-- Material provided start --
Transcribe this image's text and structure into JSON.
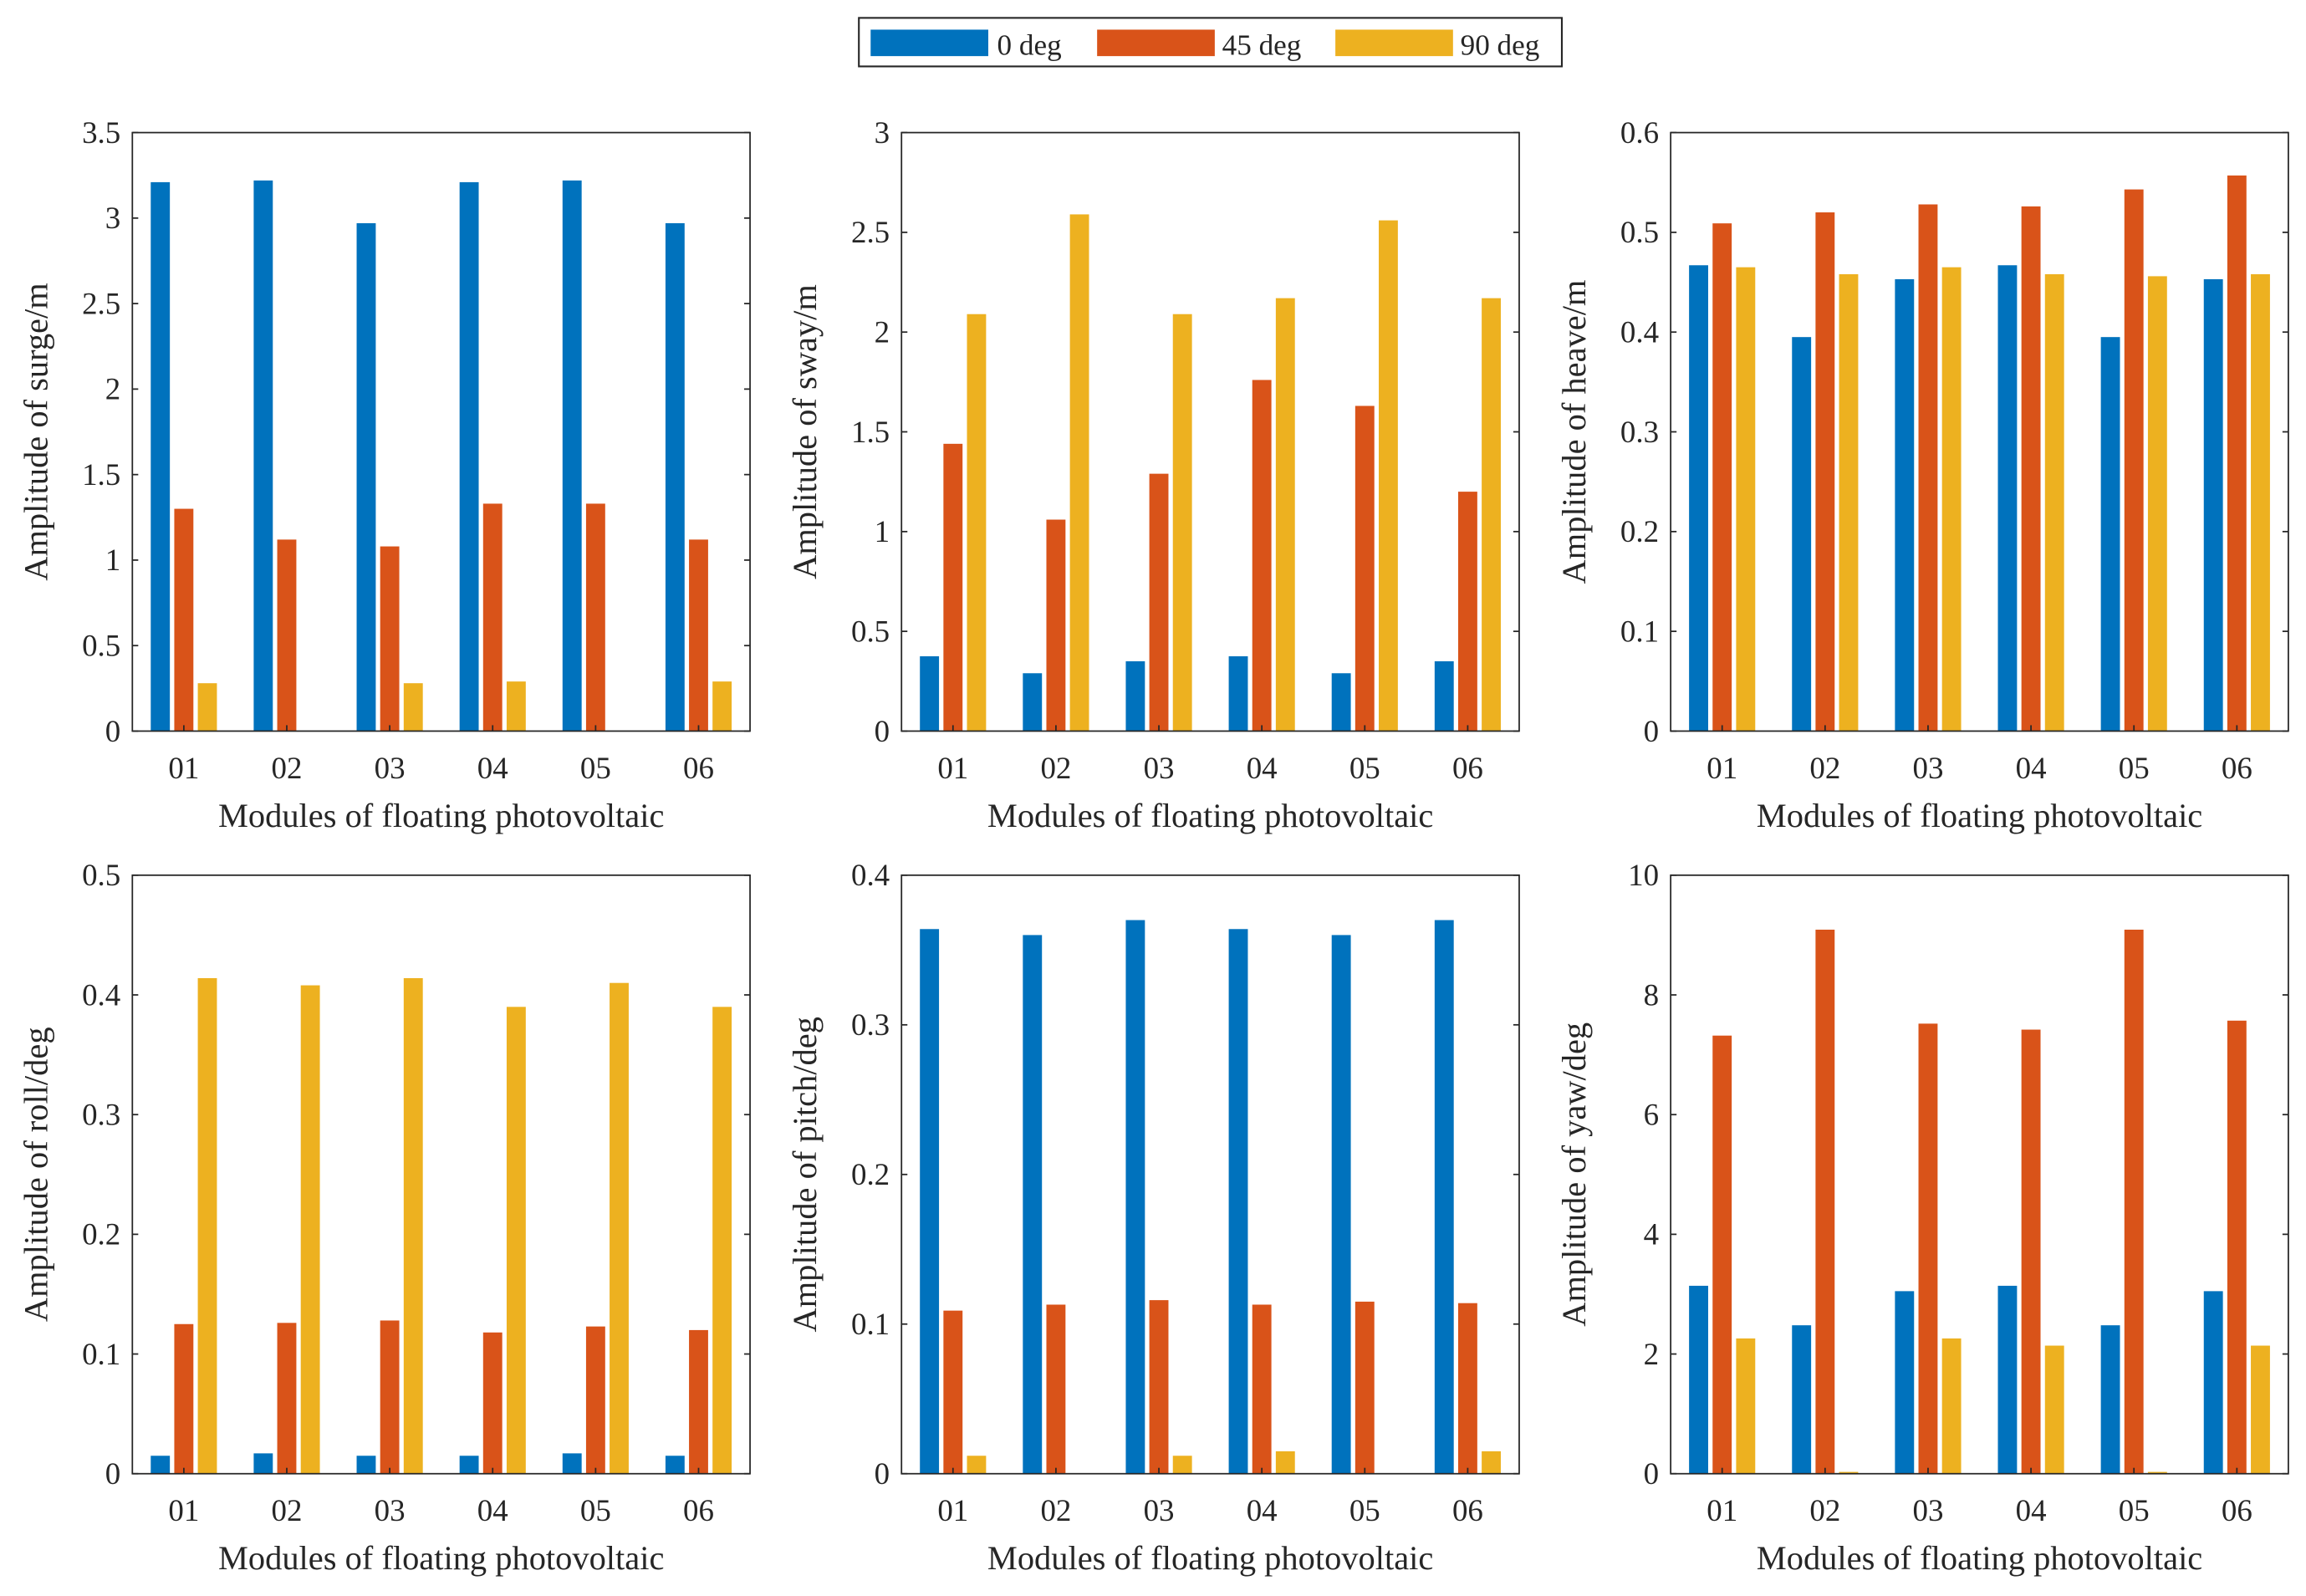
{
  "colors": {
    "s0": "#0072BD",
    "s1": "#D95319",
    "s2": "#EDB120"
  },
  "legend": {
    "placement": "top-center",
    "entries": [
      "0 deg",
      "45 deg",
      "90 deg"
    ]
  },
  "chart_data": [
    {
      "type": "bar",
      "title": "",
      "xlabel": "Modules of floating photovoltaic",
      "ylabel": "Amplitude of surge/m",
      "ylim": [
        0,
        3.5
      ],
      "yticks": [
        "0",
        "0.5",
        "1",
        "1.5",
        "2",
        "2.5",
        "3",
        "3.5"
      ],
      "categories": [
        "01",
        "02",
        "03",
        "04",
        "05",
        "06"
      ],
      "series": [
        {
          "name": "0 deg",
          "values": [
            3.21,
            3.22,
            2.97,
            3.21,
            3.22,
            2.97
          ]
        },
        {
          "name": "45 deg",
          "values": [
            1.3,
            1.12,
            1.08,
            1.33,
            1.33,
            1.12
          ]
        },
        {
          "name": "90 deg",
          "values": [
            0.28,
            0,
            0.28,
            0.29,
            0,
            0.29
          ]
        }
      ]
    },
    {
      "type": "bar",
      "title": "",
      "xlabel": "Modules of floating photovoltaic",
      "ylabel": "Amplitude of sway/m",
      "ylim": [
        0,
        3
      ],
      "yticks": [
        "0",
        "0.5",
        "1",
        "1.5",
        "2",
        "2.5",
        "3"
      ],
      "categories": [
        "01",
        "02",
        "03",
        "04",
        "05",
        "06"
      ],
      "series": [
        {
          "name": "0 deg",
          "values": [
            0.375,
            0.29,
            0.35,
            0.375,
            0.29,
            0.35
          ]
        },
        {
          "name": "45 deg",
          "values": [
            1.44,
            1.06,
            1.29,
            1.76,
            1.63,
            1.2
          ]
        },
        {
          "name": "90 deg",
          "values": [
            2.09,
            2.59,
            2.09,
            2.17,
            2.56,
            2.17
          ]
        }
      ]
    },
    {
      "type": "bar",
      "title": "",
      "xlabel": "Modules of floating photovoltaic",
      "ylabel": "Amplitude of heave/m",
      "ylim": [
        0,
        0.6
      ],
      "yticks": [
        "0",
        "0.1",
        "0.2",
        "0.3",
        "0.4",
        "0.5",
        "0.6"
      ],
      "categories": [
        "01",
        "02",
        "03",
        "04",
        "05",
        "06"
      ],
      "series": [
        {
          "name": "0 deg",
          "values": [
            0.467,
            0.395,
            0.453,
            0.467,
            0.395,
            0.453
          ]
        },
        {
          "name": "45 deg",
          "values": [
            0.509,
            0.52,
            0.528,
            0.526,
            0.543,
            0.557
          ]
        },
        {
          "name": "90 deg",
          "values": [
            0.465,
            0.458,
            0.465,
            0.458,
            0.456,
            0.458
          ]
        }
      ]
    },
    {
      "type": "bar",
      "title": "",
      "xlabel": "Modules of floating photovoltaic",
      "ylabel": "Amplitude of roll/deg",
      "ylim": [
        0,
        0.5
      ],
      "yticks": [
        "0",
        "0.1",
        "0.2",
        "0.3",
        "0.4",
        "0.5"
      ],
      "categories": [
        "01",
        "02",
        "03",
        "04",
        "05",
        "06"
      ],
      "series": [
        {
          "name": "0 deg",
          "values": [
            0.015,
            0.017,
            0.015,
            0.015,
            0.017,
            0.015
          ]
        },
        {
          "name": "45 deg",
          "values": [
            0.125,
            0.126,
            0.128,
            0.118,
            0.123,
            0.12
          ]
        },
        {
          "name": "90 deg",
          "values": [
            0.414,
            0.408,
            0.414,
            0.39,
            0.41,
            0.39
          ]
        }
      ]
    },
    {
      "type": "bar",
      "title": "",
      "xlabel": "Modules of floating photovoltaic",
      "ylabel": "Amplitude of pitch/deg",
      "ylim": [
        0,
        0.4
      ],
      "yticks": [
        "0",
        "0.1",
        "0.2",
        "0.3",
        "0.4"
      ],
      "categories": [
        "01",
        "02",
        "03",
        "04",
        "05",
        "06"
      ],
      "series": [
        {
          "name": "0 deg",
          "values": [
            0.364,
            0.36,
            0.37,
            0.364,
            0.36,
            0.37
          ]
        },
        {
          "name": "45 deg",
          "values": [
            0.109,
            0.113,
            0.116,
            0.113,
            0.115,
            0.114
          ]
        },
        {
          "name": "90 deg",
          "values": [
            0.012,
            0,
            0.012,
            0.015,
            0,
            0.015
          ]
        }
      ]
    },
    {
      "type": "bar",
      "title": "",
      "xlabel": "Modules of floating photovoltaic",
      "ylabel": "Amplitude of yaw/deg",
      "ylim": [
        0,
        10
      ],
      "yticks": [
        "0",
        "2",
        "4",
        "6",
        "8",
        "10"
      ],
      "categories": [
        "01",
        "02",
        "03",
        "04",
        "05",
        "06"
      ],
      "series": [
        {
          "name": "0 deg",
          "values": [
            3.14,
            2.48,
            3.05,
            3.14,
            2.48,
            3.05
          ]
        },
        {
          "name": "45 deg",
          "values": [
            7.32,
            9.09,
            7.52,
            7.42,
            9.09,
            7.57
          ]
        },
        {
          "name": "90 deg",
          "values": [
            2.26,
            0.03,
            2.26,
            2.14,
            0.03,
            2.14
          ]
        }
      ]
    }
  ]
}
-- Material provided end --
▶ What to work on
Copy all of the entries verbatim, leaving out any pictures they contain.

▶ Final result
Transcribe this image's text and structure into JSON.
{
  "colors": {
    "s0": "#0072BD",
    "s1": "#D95319",
    "s2": "#EDB120"
  },
  "legend": {
    "placement": "top-center",
    "entries": [
      "0 deg",
      "45 deg",
      "90 deg"
    ]
  },
  "chart_data": [
    {
      "type": "bar",
      "title": "",
      "xlabel": "Modules of floating photovoltaic",
      "ylabel": "Amplitude of surge/m",
      "ylim": [
        0,
        3.5
      ],
      "yticks": [
        "0",
        "0.5",
        "1",
        "1.5",
        "2",
        "2.5",
        "3",
        "3.5"
      ],
      "categories": [
        "01",
        "02",
        "03",
        "04",
        "05",
        "06"
      ],
      "series": [
        {
          "name": "0 deg",
          "values": [
            3.21,
            3.22,
            2.97,
            3.21,
            3.22,
            2.97
          ]
        },
        {
          "name": "45 deg",
          "values": [
            1.3,
            1.12,
            1.08,
            1.33,
            1.33,
            1.12
          ]
        },
        {
          "name": "90 deg",
          "values": [
            0.28,
            0,
            0.28,
            0.29,
            0,
            0.29
          ]
        }
      ]
    },
    {
      "type": "bar",
      "title": "",
      "xlabel": "Modules of floating photovoltaic",
      "ylabel": "Amplitude of sway/m",
      "ylim": [
        0,
        3
      ],
      "yticks": [
        "0",
        "0.5",
        "1",
        "1.5",
        "2",
        "2.5",
        "3"
      ],
      "categories": [
        "01",
        "02",
        "03",
        "04",
        "05",
        "06"
      ],
      "series": [
        {
          "name": "0 deg",
          "values": [
            0.375,
            0.29,
            0.35,
            0.375,
            0.29,
            0.35
          ]
        },
        {
          "name": "45 deg",
          "values": [
            1.44,
            1.06,
            1.29,
            1.76,
            1.63,
            1.2
          ]
        },
        {
          "name": "90 deg",
          "values": [
            2.09,
            2.59,
            2.09,
            2.17,
            2.56,
            2.17
          ]
        }
      ]
    },
    {
      "type": "bar",
      "title": "",
      "xlabel": "Modules of floating photovoltaic",
      "ylabel": "Amplitude of heave/m",
      "ylim": [
        0,
        0.6
      ],
      "yticks": [
        "0",
        "0.1",
        "0.2",
        "0.3",
        "0.4",
        "0.5",
        "0.6"
      ],
      "categories": [
        "01",
        "02",
        "03",
        "04",
        "05",
        "06"
      ],
      "series": [
        {
          "name": "0 deg",
          "values": [
            0.467,
            0.395,
            0.453,
            0.467,
            0.395,
            0.453
          ]
        },
        {
          "name": "45 deg",
          "values": [
            0.509,
            0.52,
            0.528,
            0.526,
            0.543,
            0.557
          ]
        },
        {
          "name": "90 deg",
          "values": [
            0.465,
            0.458,
            0.465,
            0.458,
            0.456,
            0.458
          ]
        }
      ]
    },
    {
      "type": "bar",
      "title": "",
      "xlabel": "Modules of floating photovoltaic",
      "ylabel": "Amplitude of roll/deg",
      "ylim": [
        0,
        0.5
      ],
      "yticks": [
        "0",
        "0.1",
        "0.2",
        "0.3",
        "0.4",
        "0.5"
      ],
      "categories": [
        "01",
        "02",
        "03",
        "04",
        "05",
        "06"
      ],
      "series": [
        {
          "name": "0 deg",
          "values": [
            0.015,
            0.017,
            0.015,
            0.015,
            0.017,
            0.015
          ]
        },
        {
          "name": "45 deg",
          "values": [
            0.125,
            0.126,
            0.128,
            0.118,
            0.123,
            0.12
          ]
        },
        {
          "name": "90 deg",
          "values": [
            0.414,
            0.408,
            0.414,
            0.39,
            0.41,
            0.39
          ]
        }
      ]
    },
    {
      "type": "bar",
      "title": "",
      "xlabel": "Modules of floating photovoltaic",
      "ylabel": "Amplitude of pitch/deg",
      "ylim": [
        0,
        0.4
      ],
      "yticks": [
        "0",
        "0.1",
        "0.2",
        "0.3",
        "0.4"
      ],
      "categories": [
        "01",
        "02",
        "03",
        "04",
        "05",
        "06"
      ],
      "series": [
        {
          "name": "0 deg",
          "values": [
            0.364,
            0.36,
            0.37,
            0.364,
            0.36,
            0.37
          ]
        },
        {
          "name": "45 deg",
          "values": [
            0.109,
            0.113,
            0.116,
            0.113,
            0.115,
            0.114
          ]
        },
        {
          "name": "90 deg",
          "values": [
            0.012,
            0,
            0.012,
            0.015,
            0,
            0.015
          ]
        }
      ]
    },
    {
      "type": "bar",
      "title": "",
      "xlabel": "Modules of floating photovoltaic",
      "ylabel": "Amplitude of yaw/deg",
      "ylim": [
        0,
        10
      ],
      "yticks": [
        "0",
        "2",
        "4",
        "6",
        "8",
        "10"
      ],
      "categories": [
        "01",
        "02",
        "03",
        "04",
        "05",
        "06"
      ],
      "series": [
        {
          "name": "0 deg",
          "values": [
            3.14,
            2.48,
            3.05,
            3.14,
            2.48,
            3.05
          ]
        },
        {
          "name": "45 deg",
          "values": [
            7.32,
            9.09,
            7.52,
            7.42,
            9.09,
            7.57
          ]
        },
        {
          "name": "90 deg",
          "values": [
            2.26,
            0.03,
            2.26,
            2.14,
            0.03,
            2.14
          ]
        }
      ]
    }
  ]
}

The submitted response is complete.